# JOB
Write out all of the data without omission, exactly as shown.

Collected data
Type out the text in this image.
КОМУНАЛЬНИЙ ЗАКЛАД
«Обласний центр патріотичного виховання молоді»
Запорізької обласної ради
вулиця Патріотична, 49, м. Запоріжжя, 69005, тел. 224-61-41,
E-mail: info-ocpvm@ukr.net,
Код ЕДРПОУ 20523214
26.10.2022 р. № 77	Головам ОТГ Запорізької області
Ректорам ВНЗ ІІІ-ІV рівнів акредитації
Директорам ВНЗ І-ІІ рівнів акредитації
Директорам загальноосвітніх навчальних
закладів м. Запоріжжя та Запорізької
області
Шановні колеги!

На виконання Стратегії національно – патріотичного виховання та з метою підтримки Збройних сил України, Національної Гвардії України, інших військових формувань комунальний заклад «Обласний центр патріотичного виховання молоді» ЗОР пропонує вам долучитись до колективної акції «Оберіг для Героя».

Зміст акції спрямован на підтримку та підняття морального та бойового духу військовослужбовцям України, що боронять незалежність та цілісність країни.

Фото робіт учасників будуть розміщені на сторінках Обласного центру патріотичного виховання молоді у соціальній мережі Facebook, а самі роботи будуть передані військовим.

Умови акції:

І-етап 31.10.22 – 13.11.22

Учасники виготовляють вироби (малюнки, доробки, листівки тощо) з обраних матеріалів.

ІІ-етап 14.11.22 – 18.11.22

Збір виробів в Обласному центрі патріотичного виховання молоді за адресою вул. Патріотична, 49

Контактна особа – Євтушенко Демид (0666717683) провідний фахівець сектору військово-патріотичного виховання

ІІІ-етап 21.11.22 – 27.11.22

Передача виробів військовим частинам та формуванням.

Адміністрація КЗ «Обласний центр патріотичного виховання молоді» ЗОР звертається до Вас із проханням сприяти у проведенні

# REPLY
Type out the text in this image.
КОМУНАЛЬНИЙ ЗАКЛАД
«Обласний центр патріотичного виховання молоді»
Запорізької обласної ради
вулиця Патріотична, 49, м. Запоріжжя, 69005, тел. 224-61-41,
E-mail: info-ocpvm@ukr.net,
Код ЕДРПОУ 20523214
26.10.2022 р. № 77	Головам ОТГ Запорізької області
Ректорам ВНЗ ІІІ-ІV рівнів акредитації
Директорам ВНЗ І-ІІ рівнів акредитації
Директорам загальноосвітніх навчальних
закладів м. Запоріжжя та Запорізької
області
Шановні колеги!

На виконання Стратегії національно – патріотичного виховання та з метою підтримки Збройних сил України, Національної Гвардії України, інших військових формувань комунальний заклад «Обласний центр патріотичного виховання молоді» ЗОР пропонує вам долучитись до колективної акції «Оберіг для Героя».

Зміст акції спрямован на підтримку та підняття морального та бойового духу військовослужбовцям України, що боронять незалежність та цілісність країни.

Фото робіт учасників будуть розміщені на сторінках Обласного центру патріотичного виховання молоді у соціальній мережі Facebook, а самі роботи будуть передані військовим.

Умови акції:

І-етап 31.10.22 – 13.11.22

Учасники виготовляють вироби (малюнки, доробки, листівки тощо) з обраних матеріалів.

ІІ-етап 14.11.22 – 18.11.22

Збір виробів в Обласному центрі патріотичного виховання молоді за адресою вул. Патріотична, 49

Контактна особа – Євтушенко Демид (0666717683) провідний фахівець сектору військово-патріотичного виховання

ІІІ-етап 21.11.22 – 27.11.22

Передача виробів військовим частинам та формуванням.

Адміністрація КЗ «Обласний центр патріотичного виховання молоді» ЗОР звертається до Вас із проханням сприяти у проведенні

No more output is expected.